▸ **Consigne 1**
Résumez la page sur la gestation pour autrui en deux phrases.

▸ **Page**
┏━━
Gestation pour autrui

Question soumise le 25 décembre 2014

Mme Marie-Hélène Des Esgaulx attire l'attention de M. le Premier ministre sur l'arrêt rendu par le Conseil d'État, le 12 décembre 2014, qui a rejeté le recours de l'association « Juristes pour l'enfance » et validé la circulaire dite « Taubira » du 25 janvier 2013 visant à faciliter la délivrance de certificats de nationalité pour les enfants nés de gestation pour autrui (GPA) à l'étranger.

Par cet arrêt, le Conseil d'État valide de facto les conséquences d'une pratique interdite en France.

Alors qu'à l'audience, le rapporteur public a rappelé le contexte d'une interdiction très claire de la GPA, qualifiant le commerce de la GPA de sordide et cauchemardesque, le Conseil d'État a considéré, s'appuyant sur l'arrêt de la Cour européenne des droits de l'homme du 26 juin 2014, que la France ne peut plus priver un enfant de sa nationalité française, sous peine de porter une atteinte disproportionnée au respect de sa vie privée.
┗━━
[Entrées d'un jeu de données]
┏━━
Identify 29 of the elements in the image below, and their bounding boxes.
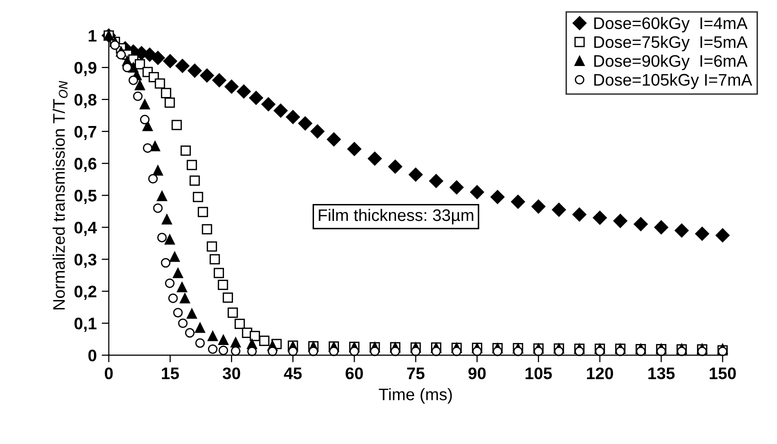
legend-label: Dose=75kGy I=5mA (594, 36, 748, 52)
x-tick-label: 150 (710, 367, 736, 380)
x-tick-label: 135 (648, 367, 675, 380)
y-tick-label: 0,1 (74, 318, 97, 332)
x-tick-label: 120 (586, 367, 614, 380)
y-tick-label: 0,9 (74, 62, 96, 76)
x-tick-label: 30 (222, 367, 240, 380)
y-tick-label: 0,4 (74, 222, 97, 236)
y-tick-label: 0,2 (74, 286, 96, 300)
x-axis-title: Time (ms) (378, 388, 452, 404)
legend-label: Dose=105kGy I=7mA (594, 73, 752, 90)
x-tick-label: 45 (284, 368, 302, 380)
y-tick-label: 0 (88, 350, 96, 362)
y-tick-label: 1 (88, 30, 97, 42)
y-tick-label: 0,3 (74, 254, 96, 268)
legend-label: Dose=60kGy I=4mA (594, 16, 748, 32)
x-tick-label: 60 (346, 367, 363, 380)
y-tick-label: 0,7 (74, 126, 96, 140)
y-axis-title: Normalized transmission T/T$_{ON}$ (52, 80, 68, 310)
legend-label: Dose=90kGy I=6mA (594, 54, 748, 70)
y-tick-label: 0,5 (74, 190, 97, 204)
y-tick-label: 0,6 (74, 158, 96, 172)
x-tick-label: 0 (104, 367, 113, 380)
y-tick-label: 0,8 (74, 94, 96, 108)
x-tick-label: 105 (526, 367, 552, 380)
annotation: Film thickness: 33µm (318, 208, 474, 224)
x-tick-label: 90 (468, 367, 486, 380)
x-tick-label: 75 (407, 368, 424, 380)
x-tick-label: 15 (162, 368, 179, 380)
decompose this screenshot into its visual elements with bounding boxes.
┗━━
▸ **Consigne 2**
Recopiez à l'identique, dans le listing, tout ce qui va de la ligne contenant "legend-label: Dose=75kGy I=5mA" jusqu'à la ligne contenant "legend-label: Dose=105kGy I=7mA", ces deux lignes comprises.

▸ **Réponse complète 1**
Mme Marie-Hélène Des Esgaulx attire l'attention du Premier ministre sur l'arrêt du Conseil d'État du 12 décembre 2014, qui a rejeté le recours de l'association « Juristes pour l'enfance » et validé la circulaire « Taubira » du 25 janvier 2013 facilitant la délivrance de certificats de nationalité aux enfants nés de GPA à l'étranger. S'appuyant sur l'arrêt de la Cour européenne des droits de l'homme du 26 juin 2014, le Conseil d'État a estimé que la France ne peut plus priver un tel enfant de sa nationalité française sans porter une atteinte disproportionnée au respect de sa vie privée, ce qui, selon elle, valide de facto les conséquences d'une pratique interdite en France.

▸ **Réponse complète 2**
legend-label: Dose=75kGy I=5mA (594, 36, 748, 52)
x-tick-label: 150 (710, 367, 736, 380)
x-tick-label: 135 (648, 367, 675, 380)
y-tick-label: 0,1 (74, 318, 97, 332)
x-tick-label: 120 (586, 367, 614, 380)
y-tick-label: 0,9 (74, 62, 96, 76)
x-tick-label: 30 (222, 367, 240, 380)
y-tick-label: 0,4 (74, 222, 97, 236)
y-tick-label: 0,2 (74, 286, 96, 300)
x-axis-title: Time (ms) (378, 388, 452, 404)
legend-label: Dose=105kGy I=7mA (594, 73, 752, 90)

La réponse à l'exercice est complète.